**Given problem:** Report how many lines include the word "true", and nothing besides that number.

**Data section:**
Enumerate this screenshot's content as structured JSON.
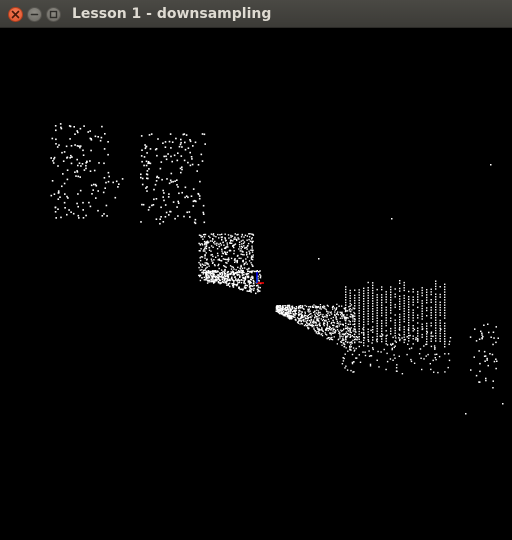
{
  "window": {
    "title": "Lesson 1 - downsampling"
  },
  "icons": {
    "close": "close-icon",
    "minimize": "minimize-icon",
    "maximize": "maximize-icon"
  },
  "colors": {
    "titlebar": "#3c3b37",
    "close_button": "#e9562f",
    "background": "#000000",
    "points": "#ffffff",
    "axis_x": "#ff0000",
    "axis_y": "#00ff00",
    "axis_z": "#0000ff"
  }
}
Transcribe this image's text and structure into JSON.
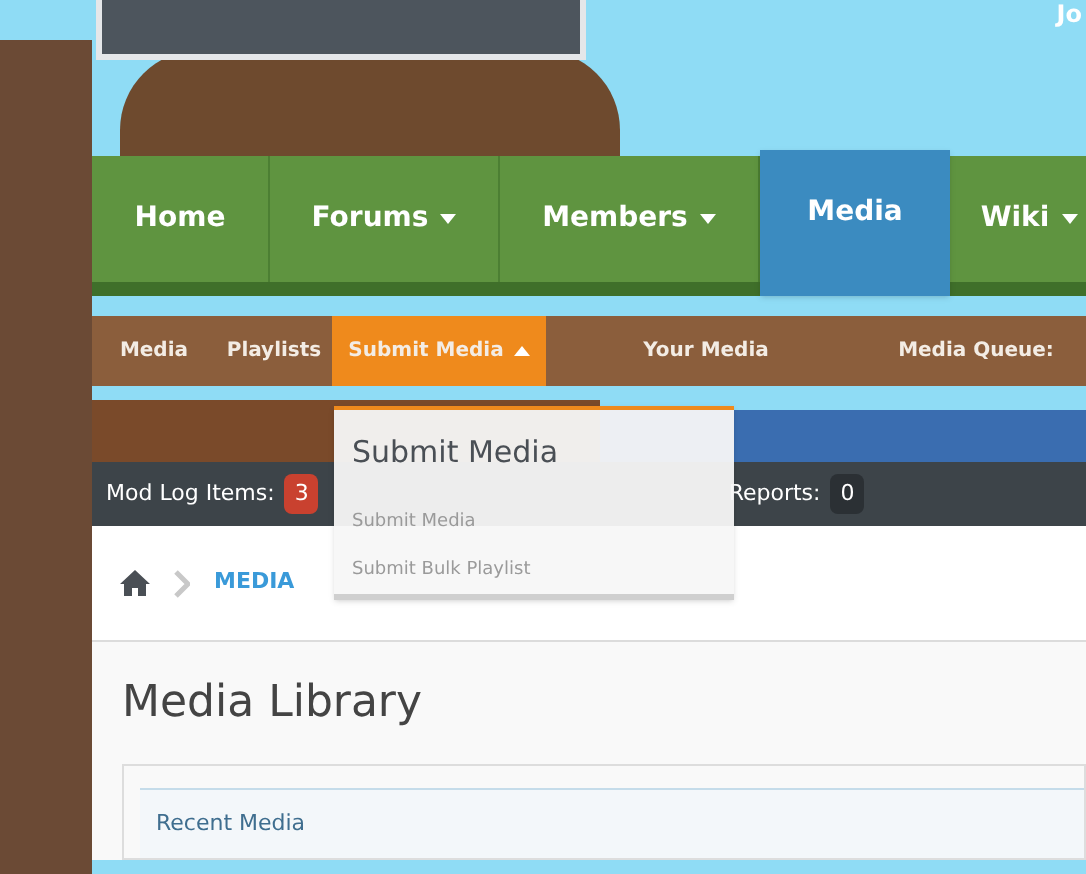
{
  "header": {
    "user_text": "Jo"
  },
  "nav": [
    {
      "label": "Home",
      "dropdown": false,
      "selected": false
    },
    {
      "label": "Forums",
      "dropdown": true,
      "selected": false
    },
    {
      "label": "Members",
      "dropdown": true,
      "selected": false
    },
    {
      "label": "Media",
      "dropdown": false,
      "selected": true
    },
    {
      "label": "Wiki",
      "dropdown": true,
      "selected": false
    }
  ],
  "subnav": [
    {
      "label": "Media",
      "selected": false,
      "dropdown": false
    },
    {
      "label": "Playlists",
      "selected": false,
      "dropdown": false
    },
    {
      "label": "Submit Media",
      "selected": true,
      "dropdown": true
    },
    {
      "label": "Your Media",
      "selected": false,
      "dropdown": false
    },
    {
      "label": "Media Queue:",
      "selected": false,
      "dropdown": false
    }
  ],
  "dropdown": {
    "title": "Submit Media",
    "items": [
      "Submit Media",
      "Submit Bulk Playlist"
    ]
  },
  "mod_bar": [
    {
      "label": "Mod Log Items:",
      "count": "3",
      "alert": true
    },
    {
      "label": "Reports:",
      "count": "0",
      "alert": false
    }
  ],
  "breadcrumb": [
    "MEDIA"
  ],
  "page_title": "Media Library",
  "tabs": [
    {
      "label": "Recent Media"
    }
  ]
}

**Finished exercise:** 7